Please output the records below in full, exactly as given, but without the images.

INFORMATION GIVEN:
==============================
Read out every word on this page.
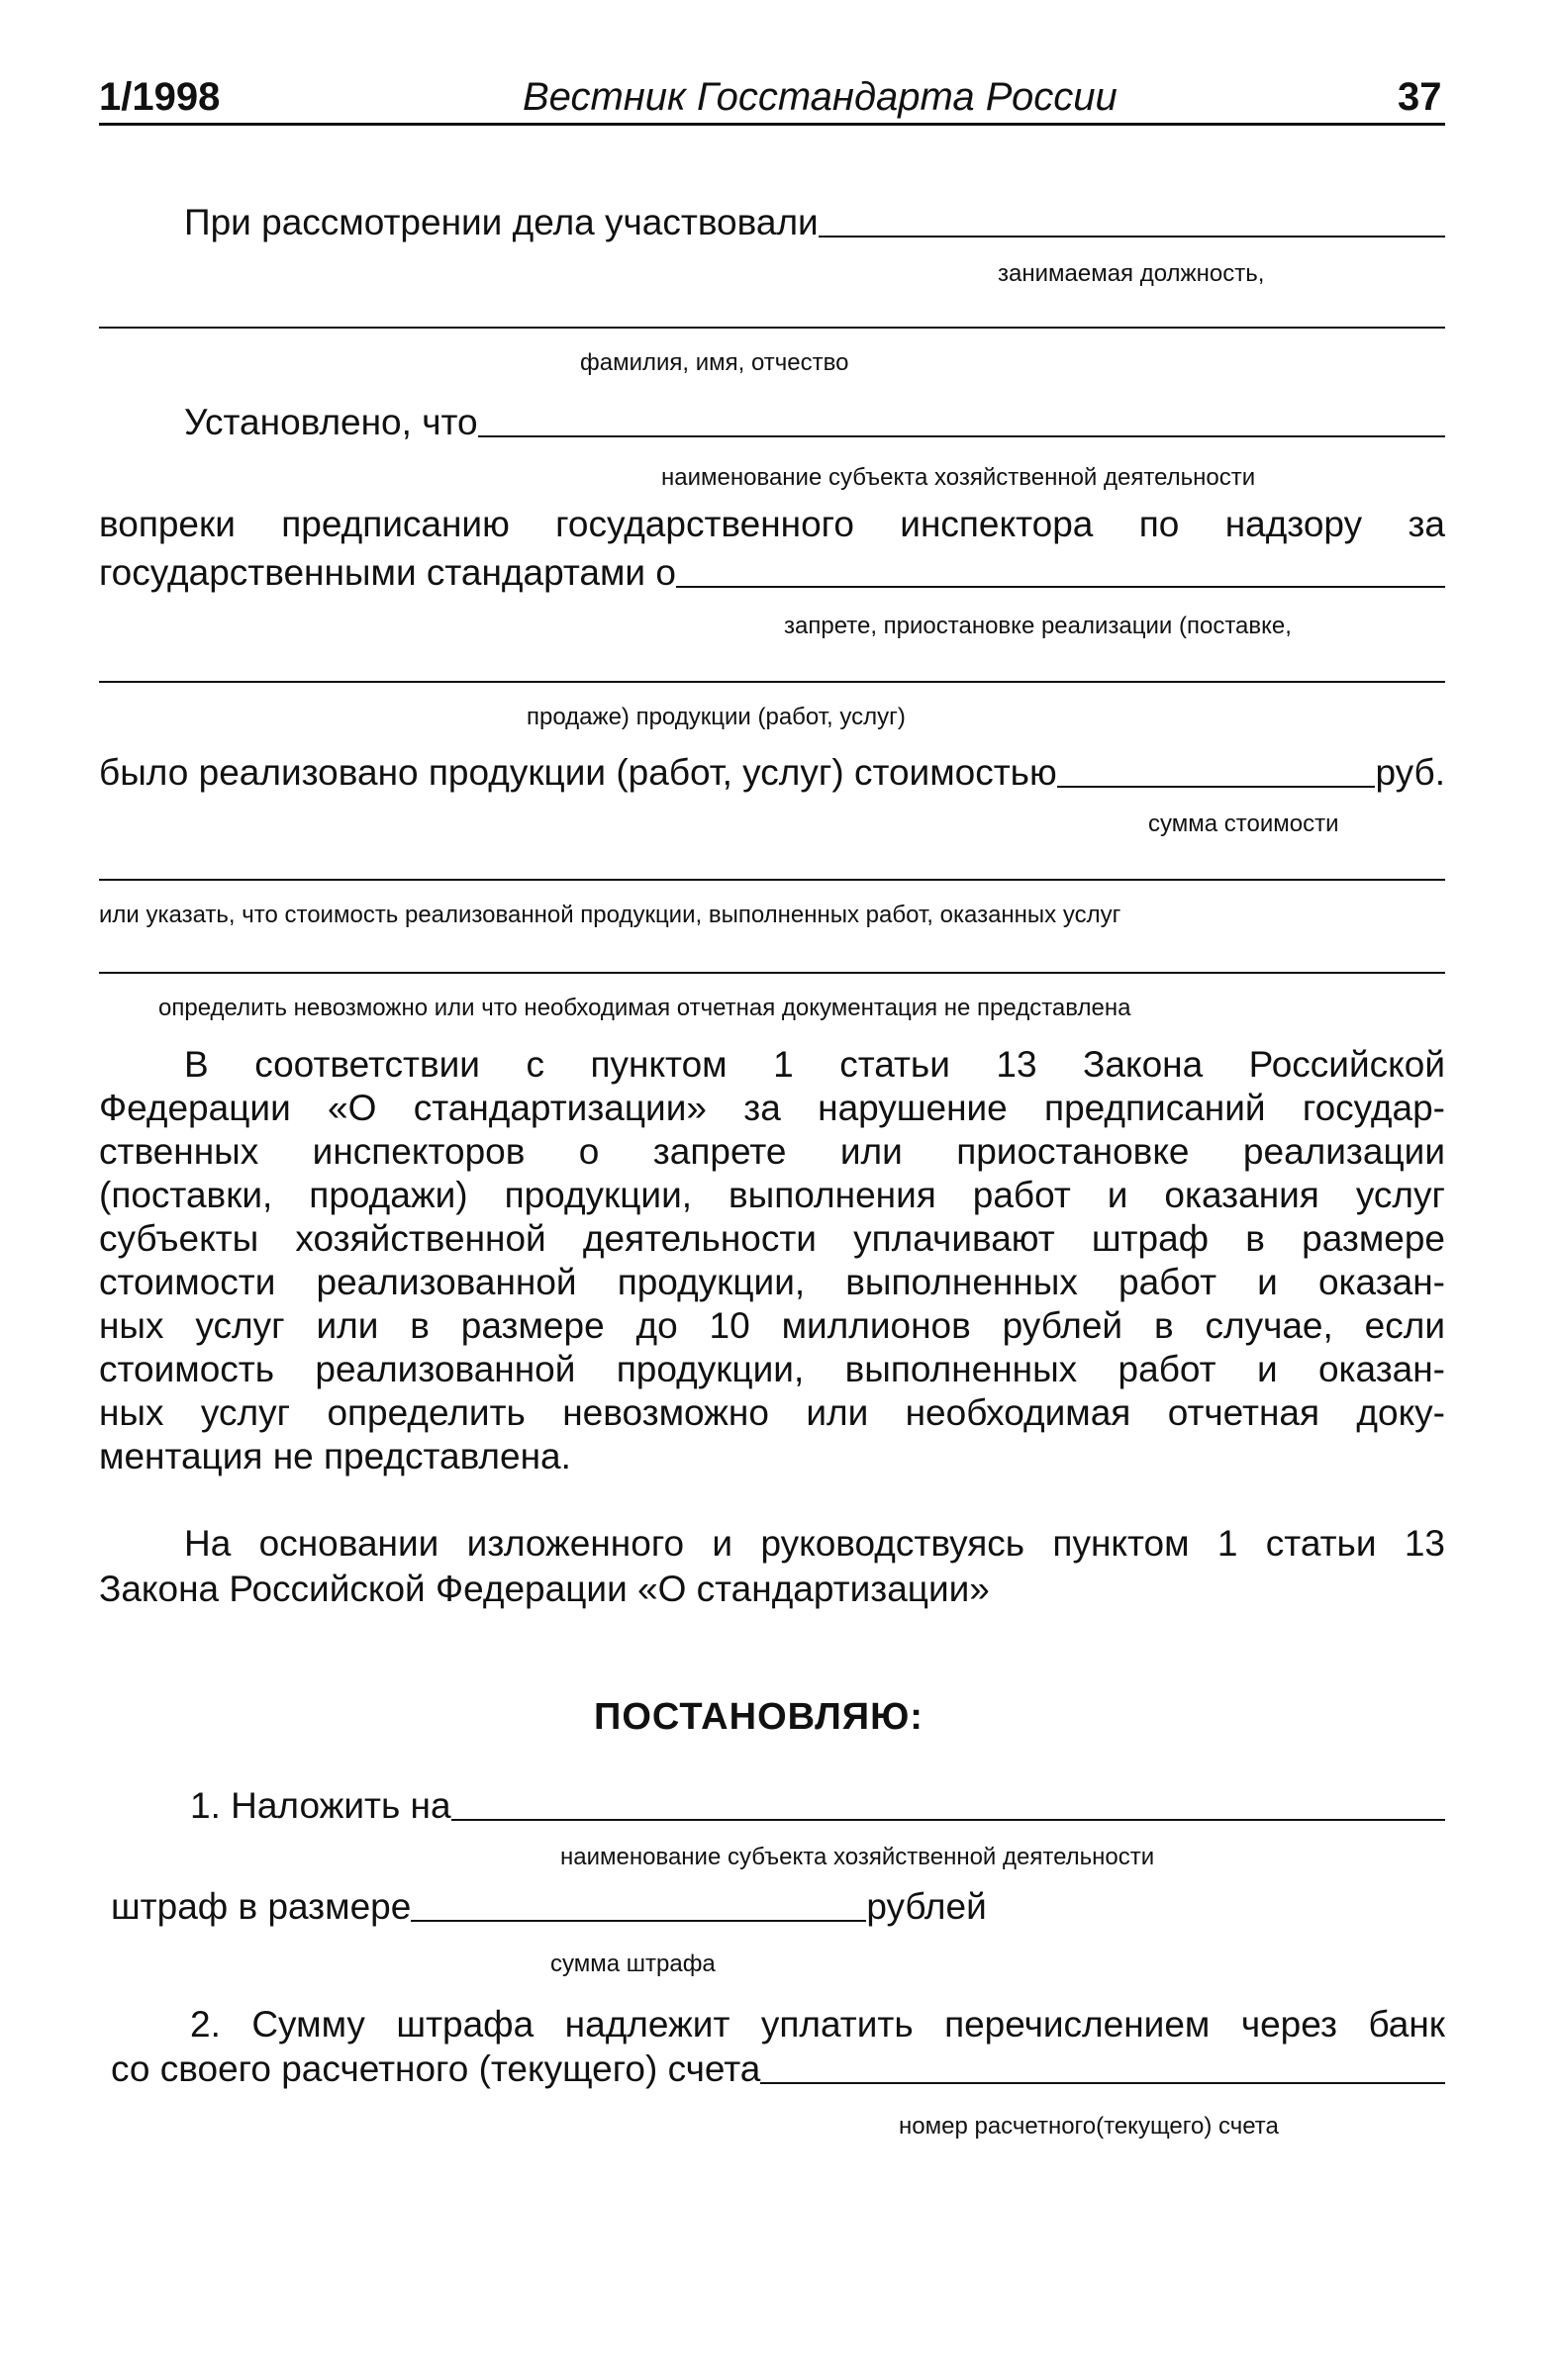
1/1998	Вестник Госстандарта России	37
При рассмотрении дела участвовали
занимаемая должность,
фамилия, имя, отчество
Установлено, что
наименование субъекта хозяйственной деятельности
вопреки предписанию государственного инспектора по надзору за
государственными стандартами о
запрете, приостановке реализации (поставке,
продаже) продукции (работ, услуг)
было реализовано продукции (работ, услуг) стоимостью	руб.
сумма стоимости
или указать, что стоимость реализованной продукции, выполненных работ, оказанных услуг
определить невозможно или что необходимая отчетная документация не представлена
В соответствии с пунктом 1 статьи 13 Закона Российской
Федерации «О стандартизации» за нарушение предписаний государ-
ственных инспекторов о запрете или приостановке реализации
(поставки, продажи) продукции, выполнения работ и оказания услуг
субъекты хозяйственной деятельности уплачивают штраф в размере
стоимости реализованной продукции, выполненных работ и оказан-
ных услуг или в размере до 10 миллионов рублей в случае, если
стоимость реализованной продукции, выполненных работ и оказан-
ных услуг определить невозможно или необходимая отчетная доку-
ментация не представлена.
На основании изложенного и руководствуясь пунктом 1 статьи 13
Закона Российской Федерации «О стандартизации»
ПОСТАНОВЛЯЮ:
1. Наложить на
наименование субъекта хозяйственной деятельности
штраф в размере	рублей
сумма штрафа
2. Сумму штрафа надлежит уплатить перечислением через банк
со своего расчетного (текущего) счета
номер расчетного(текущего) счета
==============================
COMPLETED EXERCISE:
Read out every word on this page.
1/1998	Вестник Госстандарта России	37
При рассмотрении дела участвовали
занимаемая должность,
фамилия, имя, отчество
Установлено, что
наименование субъекта хозяйственной деятельности
вопреки предписанию государственного инспектора по надзору за
государственными стандартами о
запрете, приостановке реализации (поставке,
продаже) продукции (работ, услуг)
было реализовано продукции (работ, услуг) стоимостью	руб.
сумма стоимости
или указать, что стоимость реализованной продукции, выполненных работ, оказанных услуг
определить невозможно или что необходимая отчетная документация не представлена
В соответствии с пунктом 1 статьи 13 Закона Российской
Федерации «О стандартизации» за нарушение предписаний государ-
ственных инспекторов о запрете или приостановке реализации
(поставки, продажи) продукции, выполнения работ и оказания услуг
субъекты хозяйственной деятельности уплачивают штраф в размере
стоимости реализованной продукции, выполненных работ и оказан-
ных услуг или в размере до 10 миллионов рублей в случае, если
стоимость реализованной продукции, выполненных работ и оказан-
ных услуг определить невозможно или необходимая отчетная доку-
ментация не представлена.
На основании изложенного и руководствуясь пунктом 1 статьи 13
Закона Российской Федерации «О стандартизации»
ПОСТАНОВЛЯЮ:
1. Наложить на
наименование субъекта хозяйственной деятельности
штраф в размере	рублей
сумма штрафа
2. Сумму штрафа надлежит уплатить перечислением через банк
со своего расчетного (текущего) счета
номер расчетного(текущего) счета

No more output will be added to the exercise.